[Stored items]
- - - - -

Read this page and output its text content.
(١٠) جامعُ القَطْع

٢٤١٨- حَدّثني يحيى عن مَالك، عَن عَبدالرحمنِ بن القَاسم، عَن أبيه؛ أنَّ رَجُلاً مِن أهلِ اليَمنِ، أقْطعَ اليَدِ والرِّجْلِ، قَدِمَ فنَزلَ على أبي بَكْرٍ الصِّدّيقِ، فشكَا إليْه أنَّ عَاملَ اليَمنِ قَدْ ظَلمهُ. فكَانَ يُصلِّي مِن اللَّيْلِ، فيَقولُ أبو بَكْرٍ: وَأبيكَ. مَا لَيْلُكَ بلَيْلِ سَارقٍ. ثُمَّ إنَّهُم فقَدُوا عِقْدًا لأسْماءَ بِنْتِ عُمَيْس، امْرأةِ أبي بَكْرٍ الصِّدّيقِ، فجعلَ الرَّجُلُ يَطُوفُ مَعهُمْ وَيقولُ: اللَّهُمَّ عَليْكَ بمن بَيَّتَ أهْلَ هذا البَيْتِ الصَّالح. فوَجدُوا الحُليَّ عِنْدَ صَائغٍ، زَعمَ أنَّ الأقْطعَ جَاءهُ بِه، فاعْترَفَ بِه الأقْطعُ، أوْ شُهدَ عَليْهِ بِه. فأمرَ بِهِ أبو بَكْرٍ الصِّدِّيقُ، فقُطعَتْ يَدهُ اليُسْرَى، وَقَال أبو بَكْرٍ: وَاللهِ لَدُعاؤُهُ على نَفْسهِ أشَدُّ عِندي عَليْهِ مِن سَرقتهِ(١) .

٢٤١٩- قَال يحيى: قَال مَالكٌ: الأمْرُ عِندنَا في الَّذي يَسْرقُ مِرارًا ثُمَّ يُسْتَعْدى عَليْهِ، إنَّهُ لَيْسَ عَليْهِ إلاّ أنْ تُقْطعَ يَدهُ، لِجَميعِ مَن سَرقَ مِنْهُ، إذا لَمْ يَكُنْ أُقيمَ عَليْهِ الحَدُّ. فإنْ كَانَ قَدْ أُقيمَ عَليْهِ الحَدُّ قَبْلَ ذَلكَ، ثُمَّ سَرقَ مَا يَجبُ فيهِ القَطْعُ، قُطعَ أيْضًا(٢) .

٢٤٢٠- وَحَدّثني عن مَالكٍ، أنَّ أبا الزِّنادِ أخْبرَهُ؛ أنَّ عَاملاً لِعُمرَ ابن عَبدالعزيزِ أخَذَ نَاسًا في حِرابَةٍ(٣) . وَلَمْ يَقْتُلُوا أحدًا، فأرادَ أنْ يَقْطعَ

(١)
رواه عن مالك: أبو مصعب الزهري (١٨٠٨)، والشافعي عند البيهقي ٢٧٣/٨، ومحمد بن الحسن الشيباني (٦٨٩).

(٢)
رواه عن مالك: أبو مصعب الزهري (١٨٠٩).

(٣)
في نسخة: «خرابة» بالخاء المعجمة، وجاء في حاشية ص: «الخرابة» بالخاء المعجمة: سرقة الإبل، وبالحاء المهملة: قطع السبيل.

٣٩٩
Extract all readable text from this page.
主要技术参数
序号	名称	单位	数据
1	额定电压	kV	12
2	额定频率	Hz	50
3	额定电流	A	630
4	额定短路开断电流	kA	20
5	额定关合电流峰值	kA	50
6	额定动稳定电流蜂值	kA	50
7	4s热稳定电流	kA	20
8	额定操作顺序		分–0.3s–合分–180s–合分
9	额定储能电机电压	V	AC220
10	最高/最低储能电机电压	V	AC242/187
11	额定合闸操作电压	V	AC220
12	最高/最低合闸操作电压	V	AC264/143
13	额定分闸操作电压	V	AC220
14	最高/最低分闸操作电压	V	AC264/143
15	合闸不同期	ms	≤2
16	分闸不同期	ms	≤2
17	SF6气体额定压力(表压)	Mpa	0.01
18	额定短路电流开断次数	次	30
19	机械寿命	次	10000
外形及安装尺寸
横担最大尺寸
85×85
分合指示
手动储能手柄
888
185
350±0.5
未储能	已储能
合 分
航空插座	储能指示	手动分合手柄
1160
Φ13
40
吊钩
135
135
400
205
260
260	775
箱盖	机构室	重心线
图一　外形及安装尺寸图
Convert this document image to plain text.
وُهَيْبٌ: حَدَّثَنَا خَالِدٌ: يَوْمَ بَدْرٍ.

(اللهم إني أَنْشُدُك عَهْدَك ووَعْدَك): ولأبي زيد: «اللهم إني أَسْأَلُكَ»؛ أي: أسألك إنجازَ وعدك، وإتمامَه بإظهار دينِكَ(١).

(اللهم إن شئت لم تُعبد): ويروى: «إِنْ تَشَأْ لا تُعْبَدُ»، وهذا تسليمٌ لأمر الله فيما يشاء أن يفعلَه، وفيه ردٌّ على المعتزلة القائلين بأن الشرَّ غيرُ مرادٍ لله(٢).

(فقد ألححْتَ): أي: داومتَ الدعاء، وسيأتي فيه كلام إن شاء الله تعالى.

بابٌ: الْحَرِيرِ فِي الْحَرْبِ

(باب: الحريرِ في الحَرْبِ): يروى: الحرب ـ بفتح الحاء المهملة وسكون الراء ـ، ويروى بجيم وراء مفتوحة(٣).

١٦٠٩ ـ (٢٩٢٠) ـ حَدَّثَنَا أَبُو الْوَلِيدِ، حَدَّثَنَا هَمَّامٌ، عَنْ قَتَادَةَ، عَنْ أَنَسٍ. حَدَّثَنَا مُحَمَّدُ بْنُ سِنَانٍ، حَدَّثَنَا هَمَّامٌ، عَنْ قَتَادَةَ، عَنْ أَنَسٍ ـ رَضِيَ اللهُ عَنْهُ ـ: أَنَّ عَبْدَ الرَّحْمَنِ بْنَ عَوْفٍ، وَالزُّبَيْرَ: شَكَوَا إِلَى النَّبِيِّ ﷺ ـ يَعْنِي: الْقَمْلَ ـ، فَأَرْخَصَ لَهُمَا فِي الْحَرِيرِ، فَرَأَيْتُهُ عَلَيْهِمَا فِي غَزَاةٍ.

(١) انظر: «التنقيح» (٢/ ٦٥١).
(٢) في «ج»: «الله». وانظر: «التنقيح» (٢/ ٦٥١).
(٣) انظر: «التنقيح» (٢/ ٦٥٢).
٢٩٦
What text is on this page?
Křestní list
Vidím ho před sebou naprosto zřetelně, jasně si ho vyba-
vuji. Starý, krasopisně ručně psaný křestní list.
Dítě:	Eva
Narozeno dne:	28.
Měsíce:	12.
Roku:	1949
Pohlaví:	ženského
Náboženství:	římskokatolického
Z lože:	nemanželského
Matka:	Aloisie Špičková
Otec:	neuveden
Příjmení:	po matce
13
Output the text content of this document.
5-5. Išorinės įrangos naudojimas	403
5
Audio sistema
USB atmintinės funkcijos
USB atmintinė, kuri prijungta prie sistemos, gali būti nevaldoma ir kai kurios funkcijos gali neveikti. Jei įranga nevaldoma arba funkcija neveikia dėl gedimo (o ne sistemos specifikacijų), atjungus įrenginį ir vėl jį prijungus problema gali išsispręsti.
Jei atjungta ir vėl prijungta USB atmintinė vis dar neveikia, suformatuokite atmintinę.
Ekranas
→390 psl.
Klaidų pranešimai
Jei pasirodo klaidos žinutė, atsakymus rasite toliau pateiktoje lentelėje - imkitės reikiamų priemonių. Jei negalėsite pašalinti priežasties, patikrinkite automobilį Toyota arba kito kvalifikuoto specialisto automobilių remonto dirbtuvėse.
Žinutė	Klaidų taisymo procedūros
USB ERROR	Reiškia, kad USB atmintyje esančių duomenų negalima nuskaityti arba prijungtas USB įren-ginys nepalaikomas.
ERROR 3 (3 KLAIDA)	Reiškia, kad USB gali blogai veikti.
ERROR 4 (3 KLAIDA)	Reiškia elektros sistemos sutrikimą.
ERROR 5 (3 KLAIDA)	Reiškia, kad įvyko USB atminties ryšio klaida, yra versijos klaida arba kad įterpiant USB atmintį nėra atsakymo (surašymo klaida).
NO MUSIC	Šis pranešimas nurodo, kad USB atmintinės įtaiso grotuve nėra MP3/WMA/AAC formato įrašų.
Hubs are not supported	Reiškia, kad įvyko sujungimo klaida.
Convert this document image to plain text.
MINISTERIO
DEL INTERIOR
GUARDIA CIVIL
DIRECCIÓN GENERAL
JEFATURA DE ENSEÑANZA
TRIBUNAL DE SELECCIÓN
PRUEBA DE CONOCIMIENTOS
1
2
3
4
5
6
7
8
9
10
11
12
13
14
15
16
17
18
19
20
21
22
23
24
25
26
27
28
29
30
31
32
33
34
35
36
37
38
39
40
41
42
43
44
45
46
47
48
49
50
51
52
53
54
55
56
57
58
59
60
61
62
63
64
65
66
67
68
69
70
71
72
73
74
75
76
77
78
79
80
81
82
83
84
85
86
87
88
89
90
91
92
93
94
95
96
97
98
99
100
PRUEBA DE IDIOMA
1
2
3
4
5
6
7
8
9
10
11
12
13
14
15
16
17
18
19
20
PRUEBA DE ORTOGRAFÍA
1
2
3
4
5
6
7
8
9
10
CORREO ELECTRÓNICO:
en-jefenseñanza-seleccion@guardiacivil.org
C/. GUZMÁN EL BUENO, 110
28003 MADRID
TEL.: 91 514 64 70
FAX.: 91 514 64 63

- - - - -

WHAT IS REQUIRED →
Reproduce every line of the listing above in which the string "التنقيح" appears.

TASK SOLUTION →
(١) انظر: «التنقيح» (٢/ ٦٥١).
(٢) في «ج»: «الله». وانظر: «التنقيح» (٢/ ٦٥١).
(٣) انظر: «التنقيح» (٢/ ٦٥٢).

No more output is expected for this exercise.